## Input data:

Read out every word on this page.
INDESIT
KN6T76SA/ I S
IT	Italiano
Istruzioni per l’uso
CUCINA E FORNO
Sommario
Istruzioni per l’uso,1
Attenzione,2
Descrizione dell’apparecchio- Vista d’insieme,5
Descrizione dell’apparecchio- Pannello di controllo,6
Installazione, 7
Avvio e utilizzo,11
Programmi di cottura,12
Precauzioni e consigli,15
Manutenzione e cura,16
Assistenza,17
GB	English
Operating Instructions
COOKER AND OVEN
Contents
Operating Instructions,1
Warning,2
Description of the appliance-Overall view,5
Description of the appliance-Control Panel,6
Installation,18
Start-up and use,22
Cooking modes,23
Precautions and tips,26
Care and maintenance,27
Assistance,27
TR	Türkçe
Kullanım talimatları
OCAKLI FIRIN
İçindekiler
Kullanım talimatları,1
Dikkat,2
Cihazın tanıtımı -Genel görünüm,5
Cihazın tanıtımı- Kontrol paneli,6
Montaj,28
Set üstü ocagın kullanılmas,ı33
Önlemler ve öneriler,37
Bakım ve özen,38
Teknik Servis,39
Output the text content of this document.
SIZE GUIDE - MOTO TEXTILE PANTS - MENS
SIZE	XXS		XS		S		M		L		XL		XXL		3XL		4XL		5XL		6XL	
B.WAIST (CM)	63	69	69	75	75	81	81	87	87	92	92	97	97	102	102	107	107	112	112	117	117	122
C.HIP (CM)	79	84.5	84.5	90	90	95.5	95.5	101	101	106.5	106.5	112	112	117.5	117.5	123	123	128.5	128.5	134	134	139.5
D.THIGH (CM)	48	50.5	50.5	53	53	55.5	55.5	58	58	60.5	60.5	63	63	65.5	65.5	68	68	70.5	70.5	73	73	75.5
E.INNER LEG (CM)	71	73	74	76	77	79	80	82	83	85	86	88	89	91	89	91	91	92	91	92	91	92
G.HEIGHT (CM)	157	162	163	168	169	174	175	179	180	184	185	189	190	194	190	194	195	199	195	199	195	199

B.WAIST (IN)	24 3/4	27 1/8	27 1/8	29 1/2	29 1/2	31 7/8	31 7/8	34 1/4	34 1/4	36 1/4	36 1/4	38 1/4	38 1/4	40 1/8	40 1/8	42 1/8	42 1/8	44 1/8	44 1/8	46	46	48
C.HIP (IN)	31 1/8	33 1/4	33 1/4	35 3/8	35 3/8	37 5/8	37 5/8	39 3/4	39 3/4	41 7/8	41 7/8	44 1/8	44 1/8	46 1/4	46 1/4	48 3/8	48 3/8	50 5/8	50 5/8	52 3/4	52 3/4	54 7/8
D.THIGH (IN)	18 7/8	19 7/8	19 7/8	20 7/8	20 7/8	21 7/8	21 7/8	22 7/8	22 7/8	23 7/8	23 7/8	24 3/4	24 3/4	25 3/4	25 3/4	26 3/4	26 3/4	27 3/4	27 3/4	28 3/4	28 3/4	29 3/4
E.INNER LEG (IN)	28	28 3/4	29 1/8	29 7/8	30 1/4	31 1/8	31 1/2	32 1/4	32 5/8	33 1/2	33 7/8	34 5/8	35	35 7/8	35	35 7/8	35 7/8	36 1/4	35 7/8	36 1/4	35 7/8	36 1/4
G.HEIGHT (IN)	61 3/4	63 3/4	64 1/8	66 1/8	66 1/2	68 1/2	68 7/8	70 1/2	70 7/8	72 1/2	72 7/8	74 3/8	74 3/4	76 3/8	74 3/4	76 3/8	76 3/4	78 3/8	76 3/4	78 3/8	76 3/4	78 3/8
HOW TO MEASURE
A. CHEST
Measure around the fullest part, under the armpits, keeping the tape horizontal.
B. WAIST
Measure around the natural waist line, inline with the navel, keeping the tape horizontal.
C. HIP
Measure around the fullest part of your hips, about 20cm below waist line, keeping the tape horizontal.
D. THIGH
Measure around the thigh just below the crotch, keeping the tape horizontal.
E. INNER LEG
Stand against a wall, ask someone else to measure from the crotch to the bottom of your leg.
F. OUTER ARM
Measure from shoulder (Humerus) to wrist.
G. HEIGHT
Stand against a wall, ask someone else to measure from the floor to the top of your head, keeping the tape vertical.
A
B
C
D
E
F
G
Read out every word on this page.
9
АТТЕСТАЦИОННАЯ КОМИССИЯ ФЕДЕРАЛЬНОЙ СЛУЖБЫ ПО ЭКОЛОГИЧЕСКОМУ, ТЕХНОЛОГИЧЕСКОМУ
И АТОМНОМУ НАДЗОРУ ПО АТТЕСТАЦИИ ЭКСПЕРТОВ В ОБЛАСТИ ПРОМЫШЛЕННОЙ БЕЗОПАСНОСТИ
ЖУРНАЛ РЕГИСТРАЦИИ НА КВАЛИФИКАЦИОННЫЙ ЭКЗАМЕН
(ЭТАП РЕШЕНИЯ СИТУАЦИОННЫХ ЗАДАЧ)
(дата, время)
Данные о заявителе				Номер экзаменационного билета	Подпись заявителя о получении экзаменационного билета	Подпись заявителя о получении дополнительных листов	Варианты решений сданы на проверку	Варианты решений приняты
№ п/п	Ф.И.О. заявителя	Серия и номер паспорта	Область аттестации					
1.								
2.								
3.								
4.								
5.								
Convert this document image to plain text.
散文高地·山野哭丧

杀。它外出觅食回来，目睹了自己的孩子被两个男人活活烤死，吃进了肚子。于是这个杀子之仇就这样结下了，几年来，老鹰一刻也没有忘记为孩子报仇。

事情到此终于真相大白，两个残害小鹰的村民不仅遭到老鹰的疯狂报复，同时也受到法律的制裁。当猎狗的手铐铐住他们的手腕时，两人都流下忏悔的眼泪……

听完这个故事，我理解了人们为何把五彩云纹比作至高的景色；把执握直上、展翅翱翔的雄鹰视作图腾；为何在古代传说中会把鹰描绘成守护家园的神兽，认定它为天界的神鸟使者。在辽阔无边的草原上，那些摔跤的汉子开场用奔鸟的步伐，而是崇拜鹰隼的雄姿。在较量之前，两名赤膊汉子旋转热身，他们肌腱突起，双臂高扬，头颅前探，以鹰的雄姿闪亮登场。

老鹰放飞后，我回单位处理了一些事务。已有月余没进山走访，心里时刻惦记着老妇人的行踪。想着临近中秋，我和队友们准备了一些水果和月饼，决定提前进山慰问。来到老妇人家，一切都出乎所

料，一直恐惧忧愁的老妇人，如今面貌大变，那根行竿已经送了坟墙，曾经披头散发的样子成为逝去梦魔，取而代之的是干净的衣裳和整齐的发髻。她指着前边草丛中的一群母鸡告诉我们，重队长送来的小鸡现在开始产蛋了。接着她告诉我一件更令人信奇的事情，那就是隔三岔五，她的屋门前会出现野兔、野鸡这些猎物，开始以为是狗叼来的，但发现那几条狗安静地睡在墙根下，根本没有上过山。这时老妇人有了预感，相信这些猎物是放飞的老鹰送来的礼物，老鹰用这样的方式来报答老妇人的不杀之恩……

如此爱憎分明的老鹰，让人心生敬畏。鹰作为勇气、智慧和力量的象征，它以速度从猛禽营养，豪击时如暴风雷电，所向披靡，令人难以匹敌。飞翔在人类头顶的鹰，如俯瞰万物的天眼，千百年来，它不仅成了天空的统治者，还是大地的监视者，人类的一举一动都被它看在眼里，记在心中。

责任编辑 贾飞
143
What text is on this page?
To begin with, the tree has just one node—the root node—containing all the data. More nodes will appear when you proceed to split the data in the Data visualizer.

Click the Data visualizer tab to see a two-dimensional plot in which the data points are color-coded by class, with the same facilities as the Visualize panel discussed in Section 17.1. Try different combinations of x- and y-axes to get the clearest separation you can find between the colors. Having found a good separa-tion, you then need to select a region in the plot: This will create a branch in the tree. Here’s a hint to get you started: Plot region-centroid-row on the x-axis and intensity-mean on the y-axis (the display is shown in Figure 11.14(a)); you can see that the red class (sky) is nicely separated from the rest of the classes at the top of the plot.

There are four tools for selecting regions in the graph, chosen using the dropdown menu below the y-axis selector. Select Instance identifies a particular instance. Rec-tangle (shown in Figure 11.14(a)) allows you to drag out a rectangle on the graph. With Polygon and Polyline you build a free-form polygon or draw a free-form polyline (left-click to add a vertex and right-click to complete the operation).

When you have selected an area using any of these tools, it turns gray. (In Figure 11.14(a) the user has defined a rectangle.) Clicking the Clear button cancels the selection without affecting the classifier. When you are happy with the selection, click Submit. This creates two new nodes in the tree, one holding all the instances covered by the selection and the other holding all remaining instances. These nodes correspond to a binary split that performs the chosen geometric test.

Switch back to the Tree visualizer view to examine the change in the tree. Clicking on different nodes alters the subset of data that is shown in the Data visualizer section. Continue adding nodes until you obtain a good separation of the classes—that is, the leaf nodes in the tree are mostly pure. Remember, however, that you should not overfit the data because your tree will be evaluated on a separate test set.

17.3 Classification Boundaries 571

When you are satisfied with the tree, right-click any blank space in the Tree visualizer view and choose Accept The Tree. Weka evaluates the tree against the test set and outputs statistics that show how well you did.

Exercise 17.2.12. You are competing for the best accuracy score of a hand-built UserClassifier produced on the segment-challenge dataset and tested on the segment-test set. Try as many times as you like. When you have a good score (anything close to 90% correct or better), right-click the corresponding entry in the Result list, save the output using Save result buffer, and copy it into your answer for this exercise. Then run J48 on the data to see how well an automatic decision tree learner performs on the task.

## Directions for this task:
Find each line in the records holding the string "around" and show it.

## Expected output:
Measure around the fullest part, under the armpits, keeping the tape horizontal.
Measure around the natural waist line, inline with the navel, keeping the tape horizontal.
Measure around the fullest part of your hips, about 20cm below waist line, keeping the tape horizontal.
Measure around the thigh just below the crotch, keeping the tape horizontal.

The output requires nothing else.